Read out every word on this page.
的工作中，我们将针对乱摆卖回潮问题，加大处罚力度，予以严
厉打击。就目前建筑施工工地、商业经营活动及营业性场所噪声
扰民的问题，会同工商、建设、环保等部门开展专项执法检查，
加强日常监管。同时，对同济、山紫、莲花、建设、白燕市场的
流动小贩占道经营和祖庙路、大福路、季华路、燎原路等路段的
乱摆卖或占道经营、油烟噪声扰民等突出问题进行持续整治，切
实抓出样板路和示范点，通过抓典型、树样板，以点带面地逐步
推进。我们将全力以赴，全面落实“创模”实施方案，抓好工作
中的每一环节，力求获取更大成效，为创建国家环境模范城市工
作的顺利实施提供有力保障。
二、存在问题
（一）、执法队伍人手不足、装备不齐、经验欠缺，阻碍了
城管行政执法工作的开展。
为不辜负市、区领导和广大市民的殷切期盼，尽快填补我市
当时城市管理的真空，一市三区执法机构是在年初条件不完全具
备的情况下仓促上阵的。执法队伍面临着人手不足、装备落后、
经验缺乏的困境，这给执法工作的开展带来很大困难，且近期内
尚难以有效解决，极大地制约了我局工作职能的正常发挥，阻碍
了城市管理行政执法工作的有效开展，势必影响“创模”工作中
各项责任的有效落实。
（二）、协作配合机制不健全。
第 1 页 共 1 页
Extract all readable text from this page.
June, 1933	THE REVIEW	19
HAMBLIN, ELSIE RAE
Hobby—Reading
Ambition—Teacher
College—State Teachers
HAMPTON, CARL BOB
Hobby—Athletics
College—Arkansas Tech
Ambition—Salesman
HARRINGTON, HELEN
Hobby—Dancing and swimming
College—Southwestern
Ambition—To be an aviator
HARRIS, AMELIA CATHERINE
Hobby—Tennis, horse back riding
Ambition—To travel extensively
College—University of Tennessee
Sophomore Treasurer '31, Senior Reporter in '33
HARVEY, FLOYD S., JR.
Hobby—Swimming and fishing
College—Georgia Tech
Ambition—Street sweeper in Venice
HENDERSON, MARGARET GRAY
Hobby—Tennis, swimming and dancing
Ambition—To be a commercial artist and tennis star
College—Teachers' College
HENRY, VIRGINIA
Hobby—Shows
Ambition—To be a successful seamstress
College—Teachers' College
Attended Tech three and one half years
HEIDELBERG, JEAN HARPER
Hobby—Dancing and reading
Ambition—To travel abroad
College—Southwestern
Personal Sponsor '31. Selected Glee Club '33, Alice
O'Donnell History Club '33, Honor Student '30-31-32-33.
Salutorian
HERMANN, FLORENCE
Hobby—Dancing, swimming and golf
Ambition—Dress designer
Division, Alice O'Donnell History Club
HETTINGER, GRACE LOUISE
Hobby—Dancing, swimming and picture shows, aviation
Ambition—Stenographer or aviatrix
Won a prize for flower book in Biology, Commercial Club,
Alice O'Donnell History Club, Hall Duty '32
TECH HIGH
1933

###

▶ [TASK DIRECTIONS]:
Copy all the records above exactly, missing none.

▶ [SOLUTION BELOW]:
Read out every word on this page.
的工作中，我们将针对乱摆卖回潮问题，加大处罚力度，予以严
厉打击。就目前建筑施工工地、商业经营活动及营业性场所噪声
扰民的问题，会同工商、建设、环保等部门开展专项执法检查，
加强日常监管。同时，对同济、山紫、莲花、建设、白燕市场的
流动小贩占道经营和祖庙路、大福路、季华路、燎原路等路段的
乱摆卖或占道经营、油烟噪声扰民等突出问题进行持续整治，切
实抓出样板路和示范点，通过抓典型、树样板，以点带面地逐步
推进。我们将全力以赴，全面落实“创模”实施方案，抓好工作
中的每一环节，力求获取更大成效，为创建国家环境模范城市工
作的顺利实施提供有力保障。
二、存在问题
（一）、执法队伍人手不足、装备不齐、经验欠缺，阻碍了
城管行政执法工作的开展。
为不辜负市、区领导和广大市民的殷切期盼，尽快填补我市
当时城市管理的真空，一市三区执法机构是在年初条件不完全具
备的情况下仓促上阵的。执法队伍面临着人手不足、装备落后、
经验缺乏的困境，这给执法工作的开展带来很大困难，且近期内
尚难以有效解决，极大地制约了我局工作职能的正常发挥，阻碍
了城市管理行政执法工作的有效开展，势必影响“创模”工作中
各项责任的有效落实。
（二）、协作配合机制不健全。
第 1 页 共 1 页
Extract all readable text from this page.
June, 1933	THE REVIEW	19
HAMBLIN, ELSIE RAE
Hobby—Reading
Ambition—Teacher
College—State Teachers
HAMPTON, CARL BOB
Hobby—Athletics
College—Arkansas Tech
Ambition—Salesman
HARRINGTON, HELEN
Hobby—Dancing and swimming
College—Southwestern
Ambition—To be an aviator
HARRIS, AMELIA CATHERINE
Hobby—Tennis, horse back riding
Ambition—To travel extensively
College—University of Tennessee
Sophomore Treasurer '31, Senior Reporter in '33
HARVEY, FLOYD S., JR.
Hobby—Swimming and fishing
College—Georgia Tech
Ambition—Street sweeper in Venice
HENDERSON, MARGARET GRAY
Hobby—Tennis, swimming and dancing
Ambition—To be a commercial artist and tennis star
College—Teachers' College
HENRY, VIRGINIA
Hobby—Shows
Ambition—To be a successful seamstress
College—Teachers' College
Attended Tech three and one half years
HEIDELBERG, JEAN HARPER
Hobby—Dancing and reading
Ambition—To travel abroad
College—Southwestern
Personal Sponsor '31. Selected Glee Club '33, Alice
O'Donnell History Club '33, Honor Student '30-31-32-33.
Salutorian
HERMANN, FLORENCE
Hobby—Dancing, swimming and golf
Ambition—Dress designer
Division, Alice O'Donnell History Club
HETTINGER, GRACE LOUISE
Hobby—Dancing, swimming and picture shows, aviation
Ambition—Stenographer or aviatrix
Won a prize for flower book in Biology, Commercial Club,
Alice O'Donnell History Club, Hall Duty '32
TECH HIGH
1933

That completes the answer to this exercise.